**Task directions:**
Retype each record below word for word. Leave the pictures out.

[Extracted data entries]
>>>>
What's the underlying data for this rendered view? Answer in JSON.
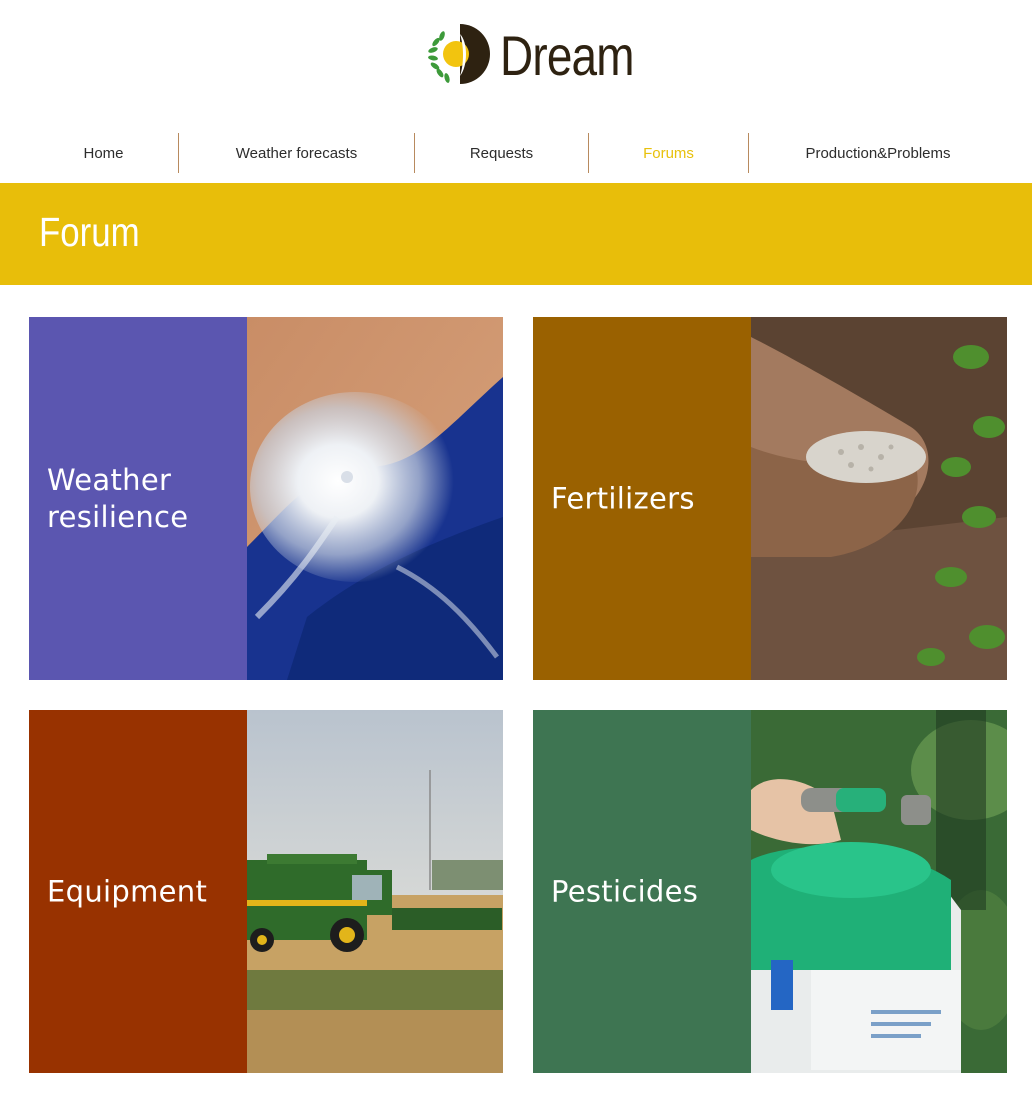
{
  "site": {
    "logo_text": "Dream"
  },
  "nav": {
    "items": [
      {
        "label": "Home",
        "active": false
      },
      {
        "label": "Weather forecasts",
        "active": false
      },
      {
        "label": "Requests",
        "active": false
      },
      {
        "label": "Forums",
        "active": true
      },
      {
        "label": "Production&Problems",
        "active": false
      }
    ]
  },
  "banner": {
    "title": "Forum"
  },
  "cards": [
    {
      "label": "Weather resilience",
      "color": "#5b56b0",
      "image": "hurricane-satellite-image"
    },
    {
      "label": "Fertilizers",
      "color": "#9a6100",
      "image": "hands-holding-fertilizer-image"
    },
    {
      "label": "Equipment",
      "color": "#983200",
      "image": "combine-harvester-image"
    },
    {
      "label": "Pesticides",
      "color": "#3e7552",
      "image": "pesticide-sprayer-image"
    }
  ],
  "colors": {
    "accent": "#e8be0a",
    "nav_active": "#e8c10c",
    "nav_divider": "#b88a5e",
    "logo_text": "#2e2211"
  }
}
<<<<
**Solution:**
What's the underlying data for this rendered view? Answer in JSON.
{
  "site": {
    "logo_text": "Dream"
  },
  "nav": {
    "items": [
      {
        "label": "Home",
        "active": false
      },
      {
        "label": "Weather forecasts",
        "active": false
      },
      {
        "label": "Requests",
        "active": false
      },
      {
        "label": "Forums",
        "active": true
      },
      {
        "label": "Production&Problems",
        "active": false
      }
    ]
  },
  "banner": {
    "title": "Forum"
  },
  "cards": [
    {
      "label": "Weather resilience",
      "color": "#5b56b0",
      "image": "hurricane-satellite-image"
    },
    {
      "label": "Fertilizers",
      "color": "#9a6100",
      "image": "hands-holding-fertilizer-image"
    },
    {
      "label": "Equipment",
      "color": "#983200",
      "image": "combine-harvester-image"
    },
    {
      "label": "Pesticides",
      "color": "#3e7552",
      "image": "pesticide-sprayer-image"
    }
  ],
  "colors": {
    "accent": "#e8be0a",
    "nav_active": "#e8c10c",
    "nav_divider": "#b88a5e",
    "logo_text": "#2e2211"
  }
}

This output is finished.